▸ **TASK BRIEF**:
Quote the entries in full, character for character, without their images.

[Data listing]
+ + + + + + +

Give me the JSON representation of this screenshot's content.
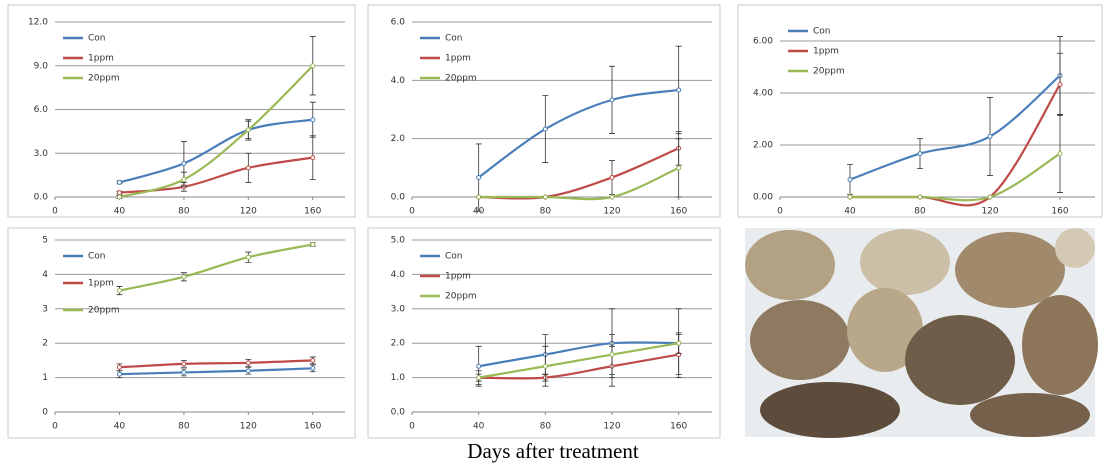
{
  "chart_data": [
    {
      "type": "line",
      "x": [
        40,
        80,
        120,
        160
      ],
      "xlim": [
        0,
        180
      ],
      "xticks": [
        0,
        40,
        80,
        120,
        160
      ],
      "ylim": [
        0,
        12
      ],
      "yticks": [
        {
          "value": 0,
          "label": "0.0"
        },
        {
          "value": 3,
          "label": "3.0"
        },
        {
          "value": 6,
          "label": "6.0"
        },
        {
          "value": 9,
          "label": "9.0"
        },
        {
          "value": 12,
          "label": "12.0"
        }
      ],
      "grid": true,
      "legend": "top-left",
      "series": [
        {
          "name": "Con",
          "color": "#4a7ebb",
          "values": [
            1.0,
            2.3,
            4.6,
            5.3
          ],
          "errors": [
            0.1,
            1.5,
            0.6,
            1.2
          ]
        },
        {
          "name": "1ppm",
          "color": "#be4b48",
          "values": [
            0.3,
            0.7,
            2.0,
            2.7
          ],
          "errors": [
            0.1,
            0.3,
            1.0,
            1.5
          ]
        },
        {
          "name": "20ppm",
          "color": "#98b954",
          "values": [
            0.0,
            1.2,
            4.6,
            9.0
          ],
          "errors": [
            0.1,
            0.5,
            0.7,
            2.0
          ]
        }
      ]
    },
    {
      "type": "line",
      "x": [
        40,
        80,
        120,
        160
      ],
      "xlim": [
        0,
        180
      ],
      "xticks": [
        0,
        40,
        80,
        120,
        160
      ],
      "ylim": [
        0,
        6
      ],
      "yticks": [
        {
          "value": 0,
          "label": "0.0"
        },
        {
          "value": 2,
          "label": "2.0"
        },
        {
          "value": 4,
          "label": "4.0"
        },
        {
          "value": 6,
          "label": "6.0"
        }
      ],
      "grid": true,
      "legend": "top-left",
      "series": [
        {
          "name": "Con",
          "color": "#4a7ebb",
          "values": [
            0.67,
            2.33,
            3.33,
            3.67
          ],
          "errors": [
            1.15,
            1.15,
            1.15,
            1.5
          ]
        },
        {
          "name": "1ppm",
          "color": "#be4b48",
          "values": [
            0,
            0,
            0.67,
            1.67
          ],
          "errors": [
            0,
            0,
            0.58,
            0.58
          ]
        },
        {
          "name": "20ppm",
          "color": "#98b954",
          "values": [
            0,
            0,
            0,
            1.0
          ],
          "errors": [
            0,
            0,
            0,
            1.0
          ]
        }
      ]
    },
    {
      "type": "line",
      "x": [
        40,
        80,
        120,
        160
      ],
      "xlim": [
        0,
        180
      ],
      "xticks": [
        0,
        40,
        80,
        120,
        160
      ],
      "ylim": [
        0,
        7
      ],
      "yticks": [
        {
          "value": 0,
          "label": "0.00"
        },
        {
          "value": 2,
          "label": "2.00"
        },
        {
          "value": 4,
          "label": "4.00"
        },
        {
          "value": 6,
          "label": "6.00"
        }
      ],
      "grid": true,
      "legend": "top-left",
      "series": [
        {
          "name": "Con",
          "color": "#4a7ebb",
          "values": [
            0.67,
            1.67,
            2.33,
            4.67
          ],
          "errors": [
            0.58,
            0.58,
            1.5,
            1.5
          ]
        },
        {
          "name": "1ppm",
          "color": "#be4b48",
          "values": [
            0,
            0,
            0,
            4.33
          ],
          "errors": [
            0,
            0,
            0,
            1.2
          ]
        },
        {
          "name": "20ppm",
          "color": "#98b954",
          "values": [
            0,
            0,
            0,
            1.67
          ],
          "errors": [
            0,
            0,
            0,
            1.5
          ]
        }
      ]
    },
    {
      "type": "line",
      "x": [
        40,
        80,
        120,
        160
      ],
      "xlim": [
        0,
        180
      ],
      "xticks": [
        0,
        40,
        80,
        120,
        160
      ],
      "ylim": [
        0,
        5
      ],
      "yticks": [
        0,
        1,
        2,
        3,
        4,
        5
      ],
      "grid": true,
      "legend": "top-left",
      "series": [
        {
          "name": "Con",
          "color": "#4a7ebb",
          "values": [
            1.1,
            1.15,
            1.2,
            1.27
          ],
          "errors": [
            0.1,
            0.1,
            0.1,
            0.1
          ]
        },
        {
          "name": "1ppm",
          "color": "#be4b48",
          "values": [
            1.3,
            1.4,
            1.43,
            1.5
          ],
          "errors": [
            0.1,
            0.1,
            0.1,
            0.1
          ]
        },
        {
          "name": "20ppm",
          "color": "#98b954",
          "values": [
            3.53,
            3.93,
            4.5,
            4.87
          ],
          "errors": [
            0.12,
            0.12,
            0.15,
            0.05
          ]
        }
      ]
    },
    {
      "type": "line",
      "x": [
        40,
        80,
        120,
        160
      ],
      "xlim": [
        0,
        180
      ],
      "xticks": [
        0,
        40,
        80,
        120,
        160
      ],
      "ylim": [
        0,
        5
      ],
      "yticks": [
        {
          "value": 0,
          "label": "0.0"
        },
        {
          "value": 1,
          "label": "1.0"
        },
        {
          "value": 2,
          "label": "2.0"
        },
        {
          "value": 3,
          "label": "3.0"
        },
        {
          "value": 4,
          "label": "4.0"
        },
        {
          "value": 5,
          "label": "5.0"
        }
      ],
      "grid": true,
      "legend": "top-left",
      "series": [
        {
          "name": "Con",
          "color": "#4a7ebb",
          "values": [
            1.33,
            1.67,
            2.0,
            2.0
          ],
          "errors": [
            0.58,
            0.58,
            1.0,
            1.0
          ]
        },
        {
          "name": "1ppm",
          "color": "#be4b48",
          "values": [
            1.0,
            1.0,
            1.33,
            1.67
          ],
          "errors": [
            0.1,
            0.1,
            0.58,
            0.58
          ]
        },
        {
          "name": "20ppm",
          "color": "#98b954",
          "values": [
            1.0,
            1.33,
            1.67,
            2.0
          ],
          "errors": [
            0.2,
            0.58,
            0.58,
            0.3
          ]
        }
      ]
    }
  ],
  "caption": "Days after treatment"
}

+ + + + + + +

▸ **OUTPUT FOR THIS EXERCISE**:
Give me the JSON representation of this screenshot's content.
{
  "chart_data": [
    {
      "type": "line",
      "x": [
        40,
        80,
        120,
        160
      ],
      "xlim": [
        0,
        180
      ],
      "xticks": [
        0,
        40,
        80,
        120,
        160
      ],
      "ylim": [
        0,
        12
      ],
      "yticks": [
        {
          "value": 0,
          "label": "0.0"
        },
        {
          "value": 3,
          "label": "3.0"
        },
        {
          "value": 6,
          "label": "6.0"
        },
        {
          "value": 9,
          "label": "9.0"
        },
        {
          "value": 12,
          "label": "12.0"
        }
      ],
      "grid": true,
      "legend": "top-left",
      "series": [
        {
          "name": "Con",
          "color": "#4a7ebb",
          "values": [
            1.0,
            2.3,
            4.6,
            5.3
          ],
          "errors": [
            0.1,
            1.5,
            0.6,
            1.2
          ]
        },
        {
          "name": "1ppm",
          "color": "#be4b48",
          "values": [
            0.3,
            0.7,
            2.0,
            2.7
          ],
          "errors": [
            0.1,
            0.3,
            1.0,
            1.5
          ]
        },
        {
          "name": "20ppm",
          "color": "#98b954",
          "values": [
            0.0,
            1.2,
            4.6,
            9.0
          ],
          "errors": [
            0.1,
            0.5,
            0.7,
            2.0
          ]
        }
      ]
    },
    {
      "type": "line",
      "x": [
        40,
        80,
        120,
        160
      ],
      "xlim": [
        0,
        180
      ],
      "xticks": [
        0,
        40,
        80,
        120,
        160
      ],
      "ylim": [
        0,
        6
      ],
      "yticks": [
        {
          "value": 0,
          "label": "0.0"
        },
        {
          "value": 2,
          "label": "2.0"
        },
        {
          "value": 4,
          "label": "4.0"
        },
        {
          "value": 6,
          "label": "6.0"
        }
      ],
      "grid": true,
      "legend": "top-left",
      "series": [
        {
          "name": "Con",
          "color": "#4a7ebb",
          "values": [
            0.67,
            2.33,
            3.33,
            3.67
          ],
          "errors": [
            1.15,
            1.15,
            1.15,
            1.5
          ]
        },
        {
          "name": "1ppm",
          "color": "#be4b48",
          "values": [
            0,
            0,
            0.67,
            1.67
          ],
          "errors": [
            0,
            0,
            0.58,
            0.58
          ]
        },
        {
          "name": "20ppm",
          "color": "#98b954",
          "values": [
            0,
            0,
            0,
            1.0
          ],
          "errors": [
            0,
            0,
            0,
            1.0
          ]
        }
      ]
    },
    {
      "type": "line",
      "x": [
        40,
        80,
        120,
        160
      ],
      "xlim": [
        0,
        180
      ],
      "xticks": [
        0,
        40,
        80,
        120,
        160
      ],
      "ylim": [
        0,
        7
      ],
      "yticks": [
        {
          "value": 0,
          "label": "0.00"
        },
        {
          "value": 2,
          "label": "2.00"
        },
        {
          "value": 4,
          "label": "4.00"
        },
        {
          "value": 6,
          "label": "6.00"
        }
      ],
      "grid": true,
      "legend": "top-left",
      "series": [
        {
          "name": "Con",
          "color": "#4a7ebb",
          "values": [
            0.67,
            1.67,
            2.33,
            4.67
          ],
          "errors": [
            0.58,
            0.58,
            1.5,
            1.5
          ]
        },
        {
          "name": "1ppm",
          "color": "#be4b48",
          "values": [
            0,
            0,
            0,
            4.33
          ],
          "errors": [
            0,
            0,
            0,
            1.2
          ]
        },
        {
          "name": "20ppm",
          "color": "#98b954",
          "values": [
            0,
            0,
            0,
            1.67
          ],
          "errors": [
            0,
            0,
            0,
            1.5
          ]
        }
      ]
    },
    {
      "type": "line",
      "x": [
        40,
        80,
        120,
        160
      ],
      "xlim": [
        0,
        180
      ],
      "xticks": [
        0,
        40,
        80,
        120,
        160
      ],
      "ylim": [
        0,
        5
      ],
      "yticks": [
        0,
        1,
        2,
        3,
        4,
        5
      ],
      "grid": true,
      "legend": "top-left",
      "series": [
        {
          "name": "Con",
          "color": "#4a7ebb",
          "values": [
            1.1,
            1.15,
            1.2,
            1.27
          ],
          "errors": [
            0.1,
            0.1,
            0.1,
            0.1
          ]
        },
        {
          "name": "1ppm",
          "color": "#be4b48",
          "values": [
            1.3,
            1.4,
            1.43,
            1.5
          ],
          "errors": [
            0.1,
            0.1,
            0.1,
            0.1
          ]
        },
        {
          "name": "20ppm",
          "color": "#98b954",
          "values": [
            3.53,
            3.93,
            4.5,
            4.87
          ],
          "errors": [
            0.12,
            0.12,
            0.15,
            0.05
          ]
        }
      ]
    },
    {
      "type": "line",
      "x": [
        40,
        80,
        120,
        160
      ],
      "xlim": [
        0,
        180
      ],
      "xticks": [
        0,
        40,
        80,
        120,
        160
      ],
      "ylim": [
        0,
        5
      ],
      "yticks": [
        {
          "value": 0,
          "label": "0.0"
        },
        {
          "value": 1,
          "label": "1.0"
        },
        {
          "value": 2,
          "label": "2.0"
        },
        {
          "value": 3,
          "label": "3.0"
        },
        {
          "value": 4,
          "label": "4.0"
        },
        {
          "value": 5,
          "label": "5.0"
        }
      ],
      "grid": true,
      "legend": "top-left",
      "series": [
        {
          "name": "Con",
          "color": "#4a7ebb",
          "values": [
            1.33,
            1.67,
            2.0,
            2.0
          ],
          "errors": [
            0.58,
            0.58,
            1.0,
            1.0
          ]
        },
        {
          "name": "1ppm",
          "color": "#be4b48",
          "values": [
            1.0,
            1.0,
            1.33,
            1.67
          ],
          "errors": [
            0.1,
            0.1,
            0.58,
            0.58
          ]
        },
        {
          "name": "20ppm",
          "color": "#98b954",
          "values": [
            1.0,
            1.33,
            1.67,
            2.0
          ],
          "errors": [
            0.2,
            0.58,
            0.58,
            0.3
          ]
        }
      ]
    }
  ],
  "caption": "Days after treatment"
}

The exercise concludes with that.